REQUIRED TASK: Show every line where "title" occurs.

DATA RECORDS:
START

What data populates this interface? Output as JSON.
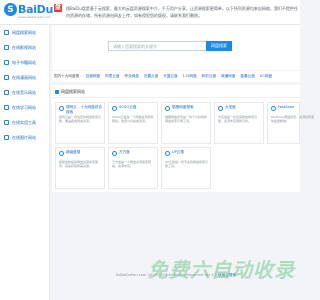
{
  "header": {
    "logo_mark": "S",
    "logo_text": "BaiDu",
    "logo_badge": "盘",
    "logo_sub": "www.sobaidupan.com",
    "description": "搜BaiDu盘是基于云搜索，最大的云盘资源搜索中介，千万用户分享，让资源搜索更简单，以下所列资源均来自网络，我们不提供任何资源的存储，所有资源由网友上传，如有侵犯您的版权，请联系我们删除。"
  },
  "sidebar": {
    "items": [
      {
        "label": "网盘搜索网站"
      },
      {
        "label": "在线影视网站"
      },
      {
        "label": "电子书籍网站"
      },
      {
        "label": "在线漫画网站"
      },
      {
        "label": "在线音乐网站"
      },
      {
        "label": "在线学习网站"
      },
      {
        "label": "在线实用工具"
      },
      {
        "label": "在线图片网站"
      }
    ]
  },
  "search": {
    "placeholder": "请输入您要搜索的关键字",
    "button_label": "网盘搜索"
  },
  "engines": {
    "label": "国内十大网盘搜：",
    "items": [
      "百度网盘",
      "阿里云盘",
      "夸克网盘",
      "迅雷云盘",
      "天翼云盘",
      "115网盘",
      "和彩云盘",
      "城通网盘",
      "蓝奏云盘",
      "UC网盘"
    ]
  },
  "cards": {
    "title": "网盘搜索网站",
    "items": [
      {
        "title": "搜阿云 - 十大网盘综合搜索",
        "desc": "搜阿云是一款免费的网盘搜索引擎，覆盖各类网盘资源。"
      },
      {
        "title": "SOSO云盘",
        "desc": "SOSO云盘是一个网盘资源搜索网站，免费分享各类资源。"
      },
      {
        "title": "猫狸网盘搜索",
        "desc": "猫狸网盘搜索是一款十分好用的网盘搜索引擎工具。"
      },
      {
        "title": "大圣盘",
        "desc": "大圣盘是一款百度网盘搜索引擎，资源丰富更新及时。"
      },
      {
        "title": "FastSoso",
        "desc": "FastSoso网盘搜索，资源搜索更快速更精准。"
      },
      {
        "title": "超级盘搜",
        "desc": "超级盘搜提供网盘资源搜索服务，极速获取所需资源。"
      },
      {
        "title": "万方盘",
        "desc": "万方盘是一个网盘资源搜索网站，资源丰富。"
      },
      {
        "title": "UP云搜",
        "desc": "UP云搜是一款专业的网盘搜索引擎工具。"
      }
    ]
  },
  "footer": {
    "text": "SoBaiDuPan.com 2019-2023 All Rights Reserved Ver 1.0 ",
    "link": "使用云搜索"
  },
  "watermark": "免费六自动收录"
}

END

RESULT OF THIS TASK:
    "title": "网盘搜索网站",
        "title": "搜阿云 - 十大网盘综合搜索",
        "title": "SOSO云盘",
        "title": "猫狸网盘搜索",
        "title": "大圣盘",
        "title": "FastSoso",
        "title": "超级盘搜",
        "title": "万方盘",
        "title": "UP云搜",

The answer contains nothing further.